**Source excerpt:**
[extropy-chat] Our Solar System Planets

Amara Graps amara at amara.com
Thu Aug 17 08:28:54 UTC 2006


Spike,

>Amara will be able to answer this one.
:-( No, I can't.

>Our solar system is now considered dustier and rockier than the average
>solar system.  True or false?  Or is it less dusty and more rocky?
>Icier?

I don't think that one can answer this question yet because I don't
think that observations can resolve well-enough the debris disks to the
resolution that you need; i.e. the instruments must have the the
sensitivity to resolve tenuous debris disks like our Asteroid or Kuiper
Belts, but around other stars. To answer your question of ice versus
rock needs modeling which includes albedo and emissitivity of the
dust grains too. From [1], the Fomalhaut debris has been resolved enough
for this kind of work, but the models haven't been 'fine-tuned' enough
to address this level of dust composition.

You must also compare the relative ages because debris disks always
change in time. And you must compare the same (relative to the star)

**Your tasks:**
[A] In the post on debris disks, which star's debris has been resolved well enough for work on dust composition?
[B] Carry the post on debris disks forward from its final line.
The data placed after this point is separate from the post on debris disks.

**Material shown:**
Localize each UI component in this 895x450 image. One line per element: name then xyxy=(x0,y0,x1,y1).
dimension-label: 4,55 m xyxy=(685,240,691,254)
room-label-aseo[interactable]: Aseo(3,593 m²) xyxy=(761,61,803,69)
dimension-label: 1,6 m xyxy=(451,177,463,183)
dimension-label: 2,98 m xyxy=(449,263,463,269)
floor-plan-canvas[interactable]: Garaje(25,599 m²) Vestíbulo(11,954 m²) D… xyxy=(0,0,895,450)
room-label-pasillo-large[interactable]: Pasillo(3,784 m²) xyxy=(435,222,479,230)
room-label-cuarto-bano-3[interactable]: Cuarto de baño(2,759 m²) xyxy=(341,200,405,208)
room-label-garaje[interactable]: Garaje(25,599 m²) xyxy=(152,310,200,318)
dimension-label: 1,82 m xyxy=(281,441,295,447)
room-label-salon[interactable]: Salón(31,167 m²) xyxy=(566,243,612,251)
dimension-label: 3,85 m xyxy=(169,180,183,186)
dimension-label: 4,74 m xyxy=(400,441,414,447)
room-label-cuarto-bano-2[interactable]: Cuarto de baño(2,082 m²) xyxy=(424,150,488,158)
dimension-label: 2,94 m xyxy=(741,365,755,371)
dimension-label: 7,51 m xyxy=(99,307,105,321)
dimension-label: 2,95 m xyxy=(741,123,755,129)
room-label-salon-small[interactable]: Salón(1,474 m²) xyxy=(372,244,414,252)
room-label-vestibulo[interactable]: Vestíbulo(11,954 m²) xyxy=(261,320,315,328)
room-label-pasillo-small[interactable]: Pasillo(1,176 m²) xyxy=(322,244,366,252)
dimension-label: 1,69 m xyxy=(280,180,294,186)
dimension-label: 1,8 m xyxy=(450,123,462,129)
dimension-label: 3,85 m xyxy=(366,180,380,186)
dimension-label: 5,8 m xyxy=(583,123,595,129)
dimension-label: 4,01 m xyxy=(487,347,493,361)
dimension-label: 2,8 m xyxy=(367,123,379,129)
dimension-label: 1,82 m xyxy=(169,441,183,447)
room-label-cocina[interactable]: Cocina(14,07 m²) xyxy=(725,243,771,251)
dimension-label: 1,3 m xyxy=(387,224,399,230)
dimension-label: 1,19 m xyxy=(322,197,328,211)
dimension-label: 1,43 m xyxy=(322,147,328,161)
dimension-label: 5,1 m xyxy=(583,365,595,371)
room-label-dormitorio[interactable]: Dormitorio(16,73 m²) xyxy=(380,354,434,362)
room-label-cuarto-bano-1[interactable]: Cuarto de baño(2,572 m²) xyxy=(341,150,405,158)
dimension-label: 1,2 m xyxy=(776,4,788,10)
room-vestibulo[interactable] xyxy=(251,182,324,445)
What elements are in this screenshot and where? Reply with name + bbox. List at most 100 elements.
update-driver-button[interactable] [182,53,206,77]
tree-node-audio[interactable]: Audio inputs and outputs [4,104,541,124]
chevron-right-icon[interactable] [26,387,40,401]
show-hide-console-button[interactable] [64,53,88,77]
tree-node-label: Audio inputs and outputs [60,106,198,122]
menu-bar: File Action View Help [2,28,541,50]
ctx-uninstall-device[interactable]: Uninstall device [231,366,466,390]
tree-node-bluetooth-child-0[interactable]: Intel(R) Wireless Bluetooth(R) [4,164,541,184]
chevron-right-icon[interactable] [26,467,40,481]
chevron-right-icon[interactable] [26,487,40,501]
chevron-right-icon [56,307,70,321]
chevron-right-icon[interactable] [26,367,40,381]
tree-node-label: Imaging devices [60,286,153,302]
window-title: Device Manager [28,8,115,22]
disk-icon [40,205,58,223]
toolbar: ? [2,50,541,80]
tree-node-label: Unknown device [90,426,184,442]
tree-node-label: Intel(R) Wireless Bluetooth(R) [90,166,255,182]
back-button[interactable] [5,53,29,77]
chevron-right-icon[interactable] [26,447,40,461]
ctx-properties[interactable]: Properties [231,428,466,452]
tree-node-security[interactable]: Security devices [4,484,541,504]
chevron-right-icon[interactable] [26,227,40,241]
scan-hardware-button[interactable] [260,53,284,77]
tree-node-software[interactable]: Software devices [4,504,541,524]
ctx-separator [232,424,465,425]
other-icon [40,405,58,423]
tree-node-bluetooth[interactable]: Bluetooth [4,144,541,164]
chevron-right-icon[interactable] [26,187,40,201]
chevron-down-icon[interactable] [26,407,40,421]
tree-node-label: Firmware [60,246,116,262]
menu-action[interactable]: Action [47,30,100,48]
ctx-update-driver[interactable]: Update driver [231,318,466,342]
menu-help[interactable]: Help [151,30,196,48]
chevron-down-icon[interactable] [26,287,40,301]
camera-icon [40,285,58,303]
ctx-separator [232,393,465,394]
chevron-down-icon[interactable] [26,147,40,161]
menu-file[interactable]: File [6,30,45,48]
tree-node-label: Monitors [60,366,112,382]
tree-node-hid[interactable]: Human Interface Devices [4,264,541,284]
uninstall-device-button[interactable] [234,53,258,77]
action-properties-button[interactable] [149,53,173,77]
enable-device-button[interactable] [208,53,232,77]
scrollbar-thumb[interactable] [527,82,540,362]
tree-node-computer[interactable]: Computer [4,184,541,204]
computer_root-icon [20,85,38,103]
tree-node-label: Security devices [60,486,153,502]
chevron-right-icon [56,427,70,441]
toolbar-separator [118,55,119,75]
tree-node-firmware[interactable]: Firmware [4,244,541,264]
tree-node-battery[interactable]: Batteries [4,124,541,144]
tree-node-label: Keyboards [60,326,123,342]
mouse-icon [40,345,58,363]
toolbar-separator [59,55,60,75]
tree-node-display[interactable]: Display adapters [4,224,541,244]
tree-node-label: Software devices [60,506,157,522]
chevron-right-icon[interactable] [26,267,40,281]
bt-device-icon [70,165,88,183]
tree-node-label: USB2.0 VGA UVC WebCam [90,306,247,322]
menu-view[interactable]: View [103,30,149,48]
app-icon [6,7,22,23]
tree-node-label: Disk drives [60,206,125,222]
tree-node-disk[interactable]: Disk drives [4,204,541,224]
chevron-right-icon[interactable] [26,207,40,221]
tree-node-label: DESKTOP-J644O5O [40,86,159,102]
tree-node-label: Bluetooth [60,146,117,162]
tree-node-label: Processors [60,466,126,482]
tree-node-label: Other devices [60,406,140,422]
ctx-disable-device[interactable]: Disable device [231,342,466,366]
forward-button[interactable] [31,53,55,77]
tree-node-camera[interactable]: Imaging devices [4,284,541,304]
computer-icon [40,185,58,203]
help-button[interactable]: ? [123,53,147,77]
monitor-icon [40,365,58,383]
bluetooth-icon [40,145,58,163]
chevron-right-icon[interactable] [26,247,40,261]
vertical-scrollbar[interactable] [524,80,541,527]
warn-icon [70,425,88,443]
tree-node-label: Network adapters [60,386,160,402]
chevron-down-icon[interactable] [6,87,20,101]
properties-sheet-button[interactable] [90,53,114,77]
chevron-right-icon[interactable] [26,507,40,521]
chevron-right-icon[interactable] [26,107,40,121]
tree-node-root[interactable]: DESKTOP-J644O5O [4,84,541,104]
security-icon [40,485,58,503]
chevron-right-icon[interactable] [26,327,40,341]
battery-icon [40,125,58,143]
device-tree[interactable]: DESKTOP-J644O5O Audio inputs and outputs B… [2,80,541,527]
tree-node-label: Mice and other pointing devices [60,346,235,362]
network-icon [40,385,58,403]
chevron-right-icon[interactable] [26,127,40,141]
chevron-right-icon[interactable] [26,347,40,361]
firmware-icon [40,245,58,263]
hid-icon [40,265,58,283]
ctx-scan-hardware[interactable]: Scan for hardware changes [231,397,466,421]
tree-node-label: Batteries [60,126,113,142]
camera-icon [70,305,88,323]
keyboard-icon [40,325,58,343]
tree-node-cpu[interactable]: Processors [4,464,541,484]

**Answers given:**
[A] Fomalhaut.

[B]
radii in the debris disks. For example, our inner Solar System has
experienced stochastic events producing sudden increases in dust flux
during the last few Myr, which could be caused by a number of factors
that are probably common in other debris disks too. Do we know
what are the likely time in a debris disk evolution for these events?
Not sure.

According to [1], our own solar system experienced a large dynamic
"re-arrangment' where the Asteroid Belt and the Kuiper Belt were
depleted by factors 10-100 times during their histories (because
collisional evolution would not produce the low-mass belts we see
today). A Late-Heavy-Bombardment (LHB) depletion event is one good
explanation, and there is some evidence for that in the lunar cratering
record, but the extra dust produced would be a one-time transient event
only. After a LHB event, the system would be cleared of debris and dust
and would evolve slowly. Models comparing with data for extrasolar
debris disks point in that direction and for our own Solar System too,
the models and data indicate that our own Asteroid Belt, the
earth-crossing asteroid population, and the zodiacal cloud have had
nearly constant density for the past ~3 Gyr. LHB events probably
happened in other debris disks too, but it is not clear if the timing of
our own event is typical.

Comparing to Spitzer targets, the authors of the paper [1] say that
"The general lack of observed mid-IR excesses in Spitzer targets older
than 30 Myr could mean: a) most systems do not have belts at
temperatures like our asteroid belt, or b) most have LHB-like events
earlier in their histories.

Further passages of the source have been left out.